_EXERCISE AIM_
Extract the whole listing as it stands. Do not include the pictures.
****
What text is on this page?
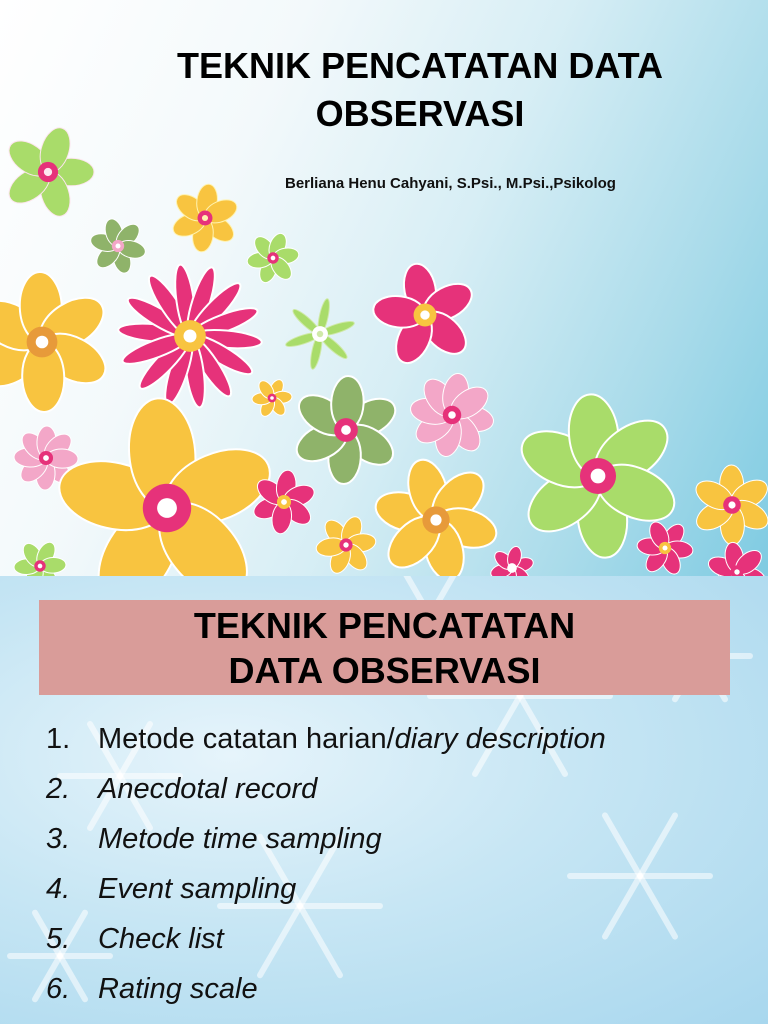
TEKNIK PENCATATAN DATA
OBSERVASI

Berliana Henu Cahyani, S.Psi., M.Psi.,Psikolog

TEKNIK PENCATATAN
DATA OBSERVASI
1. Metode catatan harian/diary description
2. Anecdotal record
3. Metode time sampling
4. Event sampling
5. Check list
6. Rating scale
****
_RESULT_
What text is on this page?
TEKNIK PENCATATAN DATA
OBSERVASI

Berliana Henu Cahyani, S.Psi., M.Psi.,Psikolog

TEKNIK PENCATATAN
DATA OBSERVASI
1. Metode catatan harian/diary description
2. Anecdotal record
3. Metode time sampling
4. Event sampling
5. Check list
6. Rating scale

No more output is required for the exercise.